===== Textauszug

Diese „echt coole Band“ wurde dann genauer von Musikschulleiter Michael Müller vorgestellt, der das „Frühlingskonzert“ auch moderierte. Das Städtische Orchester Delmenhorst spielt projektbezogen und kann mittlerweile auf einen Pool von 150 hochmotivierten Studenten bauen, überwiegend aus Leipzig, auch aus Hannover und Bremen – und übrigens auch von der Musikschule Delmenhorst. Zunehmend ist es gefragt als Begleitorchester für diverse Oratorienaufführungen auch im weiteren Umkreis. Nach all diesen Präliminarien bat Michael Müller Adrian Rusnak auf die Bühne, den Dirigenten des Orchesters. Er erwies sich einen Abend lang als unprätentiöser Orchesterleiter mit präziser, unaufwendiger Schlagtechnik, unter dessen Leitung das Orchester sichtbar inspiriert spielt. Und sein Orchester spielte dann mit unbändiger, körperhafter Spielfreude, die gleich beim ersten Akkord der Ouvertüre zu Emil Nikolaus von Rezniceks komischer Oper „Donna Diana“ aufhorchen ließ. Die kraftvoll schmachtenden Streicher nahmen gefangen, alle klanglich sehr homogenen Orchestergruppen warfen sich in dichtem Wechsel die thematischen Bälle zu, es herrschte schönstes Klangfarbenspiel zwischen Pianissimo-Zauber und Fortissmo-Brio.

==========

**Aufgabenstellung A**
Stimmen die folgenden Aussagen mit dem Konzertbericht überein? Antworte jeweils mit Ja oder Nein und zitiere die entscheidenden Worte wörtlich: (i) Das Orchester kann auf einen Pool von 150 Studenten zurückgreifen. (ii) Michael Müller dirigierte das Orchester. (iii) Die Studenten stammen überwiegend aus Bremen.

===== Extrahierte Daten

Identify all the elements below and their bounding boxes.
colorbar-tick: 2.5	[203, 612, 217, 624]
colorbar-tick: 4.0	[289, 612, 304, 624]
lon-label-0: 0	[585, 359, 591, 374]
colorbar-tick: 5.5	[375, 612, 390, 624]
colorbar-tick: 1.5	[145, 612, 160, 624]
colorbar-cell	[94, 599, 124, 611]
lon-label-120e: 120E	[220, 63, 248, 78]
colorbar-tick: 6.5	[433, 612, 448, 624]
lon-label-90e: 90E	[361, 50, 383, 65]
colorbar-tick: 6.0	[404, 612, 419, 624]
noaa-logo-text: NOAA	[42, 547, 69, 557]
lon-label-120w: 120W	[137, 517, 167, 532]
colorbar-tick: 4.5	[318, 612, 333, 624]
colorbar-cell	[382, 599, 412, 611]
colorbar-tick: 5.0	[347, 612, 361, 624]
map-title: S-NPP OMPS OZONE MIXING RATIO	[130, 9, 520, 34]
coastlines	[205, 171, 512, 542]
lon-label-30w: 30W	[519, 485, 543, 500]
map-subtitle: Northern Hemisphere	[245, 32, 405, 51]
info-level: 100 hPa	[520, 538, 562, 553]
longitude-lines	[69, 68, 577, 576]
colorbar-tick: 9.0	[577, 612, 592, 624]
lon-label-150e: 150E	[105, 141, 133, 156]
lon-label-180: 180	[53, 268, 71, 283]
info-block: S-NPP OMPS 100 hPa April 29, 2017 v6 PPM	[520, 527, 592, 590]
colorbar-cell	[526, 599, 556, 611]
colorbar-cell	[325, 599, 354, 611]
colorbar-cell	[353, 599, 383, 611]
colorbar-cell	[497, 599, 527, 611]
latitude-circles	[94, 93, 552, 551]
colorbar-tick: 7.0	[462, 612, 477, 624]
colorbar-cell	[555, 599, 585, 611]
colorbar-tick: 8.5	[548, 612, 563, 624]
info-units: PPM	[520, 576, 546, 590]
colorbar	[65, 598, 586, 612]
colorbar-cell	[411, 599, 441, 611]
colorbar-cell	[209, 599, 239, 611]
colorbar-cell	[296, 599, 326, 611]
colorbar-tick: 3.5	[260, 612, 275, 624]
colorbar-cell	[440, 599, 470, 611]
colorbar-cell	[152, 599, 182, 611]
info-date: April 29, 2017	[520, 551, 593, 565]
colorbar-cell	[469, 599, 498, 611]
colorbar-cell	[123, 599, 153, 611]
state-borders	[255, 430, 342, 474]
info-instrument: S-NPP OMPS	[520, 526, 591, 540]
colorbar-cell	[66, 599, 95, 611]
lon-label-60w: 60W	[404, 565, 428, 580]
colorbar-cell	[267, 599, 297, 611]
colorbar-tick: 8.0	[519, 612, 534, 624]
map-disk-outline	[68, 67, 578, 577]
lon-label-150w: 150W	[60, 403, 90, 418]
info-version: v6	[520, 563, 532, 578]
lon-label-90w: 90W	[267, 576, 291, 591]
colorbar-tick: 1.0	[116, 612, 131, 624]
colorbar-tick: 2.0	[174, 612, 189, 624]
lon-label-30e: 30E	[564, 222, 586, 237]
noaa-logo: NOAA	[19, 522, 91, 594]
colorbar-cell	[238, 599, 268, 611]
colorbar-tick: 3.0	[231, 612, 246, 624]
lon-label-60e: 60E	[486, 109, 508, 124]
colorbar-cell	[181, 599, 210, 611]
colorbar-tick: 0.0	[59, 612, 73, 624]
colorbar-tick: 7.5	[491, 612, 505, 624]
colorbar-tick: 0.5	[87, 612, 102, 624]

==========

**Aufgabenstellung B**
Formatiere den Abschnitt vom Anfang der Auflistung bis einschließlich der Zeile mit „50, 383, 65]“ als nummerierte Liste ohne Leerzeilen.

**Endergebnis A**
(i) Ja: „kann mittlerweile auf einen Pool von 150 hochmotivierten Studenten bauen“
(ii) Nein: „bat Michael Müller Adrian Rusnak auf die Bühne, den Dirigenten des Orchesters“
(iii) Nein: „überwiegend aus Leipzig, auch aus Hannover und Bremen“

**Endergebnis B**
1. Identify all the elements below and their bounding boxes.
2. colorbar-tick: 2.5	[203, 612, 217, 624]
3. colorbar-tick: 4.0	[289, 612, 304, 624]
4. lon-label-0: 0	[585, 359, 591, 374]
5. colorbar-tick: 5.5	[375, 612, 390, 624]
6. colorbar-tick: 1.5	[145, 612, 160, 624]
7. colorbar-cell	[94, 599, 124, 611]
8. lon-label-120e: 120E	[220, 63, 248, 78]
9. colorbar-tick: 6.5	[433, 612, 448, 624]
10. lon-label-90e: 90E	[361, 50, 383, 65]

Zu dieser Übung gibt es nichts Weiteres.